● **Input for this task**
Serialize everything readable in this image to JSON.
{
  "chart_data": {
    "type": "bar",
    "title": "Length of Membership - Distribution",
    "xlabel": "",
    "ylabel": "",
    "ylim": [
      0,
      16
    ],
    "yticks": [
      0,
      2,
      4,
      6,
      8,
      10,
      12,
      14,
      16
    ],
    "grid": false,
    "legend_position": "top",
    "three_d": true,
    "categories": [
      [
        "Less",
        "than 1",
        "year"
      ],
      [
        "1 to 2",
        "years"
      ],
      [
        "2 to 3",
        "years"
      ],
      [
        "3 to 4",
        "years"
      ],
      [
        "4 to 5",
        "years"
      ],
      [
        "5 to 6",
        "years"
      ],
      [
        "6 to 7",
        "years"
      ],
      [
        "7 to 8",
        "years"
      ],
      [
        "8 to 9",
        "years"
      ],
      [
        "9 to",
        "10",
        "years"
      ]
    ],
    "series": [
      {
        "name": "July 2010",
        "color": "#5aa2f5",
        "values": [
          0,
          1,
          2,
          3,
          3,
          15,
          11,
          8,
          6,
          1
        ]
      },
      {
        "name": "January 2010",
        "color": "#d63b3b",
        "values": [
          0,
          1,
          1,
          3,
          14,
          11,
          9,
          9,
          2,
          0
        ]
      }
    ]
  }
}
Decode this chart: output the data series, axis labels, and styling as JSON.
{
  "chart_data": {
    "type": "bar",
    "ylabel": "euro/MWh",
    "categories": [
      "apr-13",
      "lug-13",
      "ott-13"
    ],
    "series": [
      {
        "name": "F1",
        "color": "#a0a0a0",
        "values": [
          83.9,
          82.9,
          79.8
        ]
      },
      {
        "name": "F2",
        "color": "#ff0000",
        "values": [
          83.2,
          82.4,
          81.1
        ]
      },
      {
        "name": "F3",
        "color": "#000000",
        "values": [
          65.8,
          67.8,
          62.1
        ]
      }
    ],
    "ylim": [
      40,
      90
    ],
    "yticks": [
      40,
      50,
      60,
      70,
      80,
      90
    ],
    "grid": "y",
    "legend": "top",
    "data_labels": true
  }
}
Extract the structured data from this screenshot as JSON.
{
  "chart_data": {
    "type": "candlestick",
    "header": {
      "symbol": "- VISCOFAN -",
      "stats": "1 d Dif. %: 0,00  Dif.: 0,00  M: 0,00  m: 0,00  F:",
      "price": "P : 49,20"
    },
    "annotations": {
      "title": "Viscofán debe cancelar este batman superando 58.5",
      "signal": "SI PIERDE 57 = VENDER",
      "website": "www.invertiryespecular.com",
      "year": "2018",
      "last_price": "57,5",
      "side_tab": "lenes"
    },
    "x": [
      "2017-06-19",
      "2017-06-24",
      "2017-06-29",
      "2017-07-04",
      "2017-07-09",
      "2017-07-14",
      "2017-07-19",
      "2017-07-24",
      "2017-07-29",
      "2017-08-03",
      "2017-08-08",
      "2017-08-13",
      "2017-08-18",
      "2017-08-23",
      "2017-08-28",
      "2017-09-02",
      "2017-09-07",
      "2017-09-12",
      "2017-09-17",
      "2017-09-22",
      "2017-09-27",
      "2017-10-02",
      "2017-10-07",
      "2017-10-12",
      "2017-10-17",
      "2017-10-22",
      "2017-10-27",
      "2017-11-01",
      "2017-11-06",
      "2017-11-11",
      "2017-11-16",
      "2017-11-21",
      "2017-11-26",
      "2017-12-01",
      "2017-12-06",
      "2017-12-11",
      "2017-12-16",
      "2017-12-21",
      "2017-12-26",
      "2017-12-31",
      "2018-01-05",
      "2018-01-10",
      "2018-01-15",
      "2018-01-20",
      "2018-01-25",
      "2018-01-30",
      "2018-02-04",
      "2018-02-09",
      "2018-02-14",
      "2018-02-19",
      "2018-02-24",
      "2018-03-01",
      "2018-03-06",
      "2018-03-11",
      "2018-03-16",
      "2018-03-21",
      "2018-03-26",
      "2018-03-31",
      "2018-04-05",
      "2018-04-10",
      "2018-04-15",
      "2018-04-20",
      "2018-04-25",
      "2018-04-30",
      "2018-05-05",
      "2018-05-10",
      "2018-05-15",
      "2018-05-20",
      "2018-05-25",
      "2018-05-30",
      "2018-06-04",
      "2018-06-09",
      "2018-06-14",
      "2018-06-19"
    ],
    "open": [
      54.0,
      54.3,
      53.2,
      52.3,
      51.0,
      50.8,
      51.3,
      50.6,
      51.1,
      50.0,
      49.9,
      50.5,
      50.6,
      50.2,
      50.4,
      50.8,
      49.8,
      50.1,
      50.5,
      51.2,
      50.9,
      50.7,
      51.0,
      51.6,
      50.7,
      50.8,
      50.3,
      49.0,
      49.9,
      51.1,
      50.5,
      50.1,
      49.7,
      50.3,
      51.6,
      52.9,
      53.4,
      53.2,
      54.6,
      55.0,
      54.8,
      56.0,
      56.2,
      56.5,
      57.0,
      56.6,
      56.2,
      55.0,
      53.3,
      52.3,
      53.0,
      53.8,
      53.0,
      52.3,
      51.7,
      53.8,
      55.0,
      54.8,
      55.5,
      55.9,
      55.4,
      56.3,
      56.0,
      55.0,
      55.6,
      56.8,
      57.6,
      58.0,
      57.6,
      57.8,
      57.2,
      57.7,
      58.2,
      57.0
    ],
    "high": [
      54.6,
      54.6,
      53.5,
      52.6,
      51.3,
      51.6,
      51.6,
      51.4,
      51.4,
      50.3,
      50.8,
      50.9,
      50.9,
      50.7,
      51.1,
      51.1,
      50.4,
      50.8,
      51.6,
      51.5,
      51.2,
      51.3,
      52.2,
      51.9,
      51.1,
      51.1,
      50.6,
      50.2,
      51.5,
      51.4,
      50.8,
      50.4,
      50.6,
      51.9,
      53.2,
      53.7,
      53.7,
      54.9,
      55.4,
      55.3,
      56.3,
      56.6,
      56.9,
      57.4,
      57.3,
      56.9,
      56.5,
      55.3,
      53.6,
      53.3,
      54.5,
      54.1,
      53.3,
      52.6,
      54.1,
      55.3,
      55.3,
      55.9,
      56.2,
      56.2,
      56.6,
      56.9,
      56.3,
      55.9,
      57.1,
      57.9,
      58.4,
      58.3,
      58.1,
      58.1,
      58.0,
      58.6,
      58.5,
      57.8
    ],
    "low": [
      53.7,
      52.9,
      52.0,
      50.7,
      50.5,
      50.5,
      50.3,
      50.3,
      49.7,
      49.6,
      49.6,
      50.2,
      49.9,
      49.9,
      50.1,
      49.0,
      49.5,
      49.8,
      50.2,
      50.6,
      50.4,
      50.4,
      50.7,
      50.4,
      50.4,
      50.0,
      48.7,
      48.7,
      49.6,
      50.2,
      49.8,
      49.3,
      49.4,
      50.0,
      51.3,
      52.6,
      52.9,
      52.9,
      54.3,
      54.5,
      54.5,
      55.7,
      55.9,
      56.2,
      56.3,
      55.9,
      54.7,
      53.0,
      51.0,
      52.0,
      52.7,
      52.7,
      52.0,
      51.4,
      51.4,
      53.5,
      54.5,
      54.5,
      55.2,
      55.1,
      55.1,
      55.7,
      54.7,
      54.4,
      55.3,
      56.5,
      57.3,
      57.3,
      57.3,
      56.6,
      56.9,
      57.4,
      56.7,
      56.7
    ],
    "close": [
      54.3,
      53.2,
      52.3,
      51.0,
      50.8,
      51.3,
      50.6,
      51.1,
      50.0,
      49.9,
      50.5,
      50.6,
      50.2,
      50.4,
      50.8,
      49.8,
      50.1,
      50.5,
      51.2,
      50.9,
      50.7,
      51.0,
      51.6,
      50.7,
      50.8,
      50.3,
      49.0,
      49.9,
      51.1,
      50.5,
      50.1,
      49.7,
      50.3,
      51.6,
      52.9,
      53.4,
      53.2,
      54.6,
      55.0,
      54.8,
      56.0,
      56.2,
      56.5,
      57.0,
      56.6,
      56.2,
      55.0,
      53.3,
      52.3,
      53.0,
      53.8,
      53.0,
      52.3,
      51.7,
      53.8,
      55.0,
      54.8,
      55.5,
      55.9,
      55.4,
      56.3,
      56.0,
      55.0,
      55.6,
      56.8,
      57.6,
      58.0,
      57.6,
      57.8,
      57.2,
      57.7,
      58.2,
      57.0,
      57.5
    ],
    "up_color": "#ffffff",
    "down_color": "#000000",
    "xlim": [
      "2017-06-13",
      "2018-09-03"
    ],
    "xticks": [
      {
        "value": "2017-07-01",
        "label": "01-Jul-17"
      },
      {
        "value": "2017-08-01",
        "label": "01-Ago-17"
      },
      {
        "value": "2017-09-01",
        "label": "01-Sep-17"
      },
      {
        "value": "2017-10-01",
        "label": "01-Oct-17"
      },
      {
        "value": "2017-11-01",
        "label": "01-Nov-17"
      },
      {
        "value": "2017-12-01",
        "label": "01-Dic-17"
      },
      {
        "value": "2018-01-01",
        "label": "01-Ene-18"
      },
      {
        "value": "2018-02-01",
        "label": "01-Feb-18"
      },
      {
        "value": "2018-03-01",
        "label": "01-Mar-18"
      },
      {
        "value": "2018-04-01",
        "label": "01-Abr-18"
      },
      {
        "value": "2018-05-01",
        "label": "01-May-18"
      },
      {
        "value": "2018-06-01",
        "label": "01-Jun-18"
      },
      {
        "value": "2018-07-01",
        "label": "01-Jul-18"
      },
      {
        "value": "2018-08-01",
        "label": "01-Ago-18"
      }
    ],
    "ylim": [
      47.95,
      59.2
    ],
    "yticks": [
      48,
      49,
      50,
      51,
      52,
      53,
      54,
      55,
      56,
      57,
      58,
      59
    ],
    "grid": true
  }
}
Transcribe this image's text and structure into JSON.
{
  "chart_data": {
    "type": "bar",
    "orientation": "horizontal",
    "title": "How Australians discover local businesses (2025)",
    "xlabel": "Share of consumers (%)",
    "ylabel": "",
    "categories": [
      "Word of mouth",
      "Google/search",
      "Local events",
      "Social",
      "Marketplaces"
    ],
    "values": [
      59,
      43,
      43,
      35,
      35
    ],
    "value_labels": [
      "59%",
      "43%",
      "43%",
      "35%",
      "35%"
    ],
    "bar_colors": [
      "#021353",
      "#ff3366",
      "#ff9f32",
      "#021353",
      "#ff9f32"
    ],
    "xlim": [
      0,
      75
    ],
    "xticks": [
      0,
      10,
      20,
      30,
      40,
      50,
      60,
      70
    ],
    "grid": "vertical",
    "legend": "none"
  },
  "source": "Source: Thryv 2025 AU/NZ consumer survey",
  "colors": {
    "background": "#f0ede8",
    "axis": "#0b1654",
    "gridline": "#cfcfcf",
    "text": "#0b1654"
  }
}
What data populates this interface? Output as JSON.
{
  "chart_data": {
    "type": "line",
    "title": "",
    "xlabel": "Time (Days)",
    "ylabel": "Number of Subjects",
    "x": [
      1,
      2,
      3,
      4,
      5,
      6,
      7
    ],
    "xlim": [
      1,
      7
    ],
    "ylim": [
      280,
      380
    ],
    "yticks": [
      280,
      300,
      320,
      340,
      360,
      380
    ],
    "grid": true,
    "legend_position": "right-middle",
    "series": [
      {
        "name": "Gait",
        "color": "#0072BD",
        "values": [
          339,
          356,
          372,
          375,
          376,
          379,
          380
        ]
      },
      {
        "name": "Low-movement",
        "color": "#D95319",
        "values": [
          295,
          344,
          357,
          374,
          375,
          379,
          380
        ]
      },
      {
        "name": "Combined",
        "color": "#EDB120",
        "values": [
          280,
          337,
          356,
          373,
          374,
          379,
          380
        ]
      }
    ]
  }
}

● **Goal of the exercise**
Collect each line of the entries that has the word "image", copying it in full.

● **Task result**
Serialize everything readable in this image to JSON.
Transcribe this image's text and structure into JSON.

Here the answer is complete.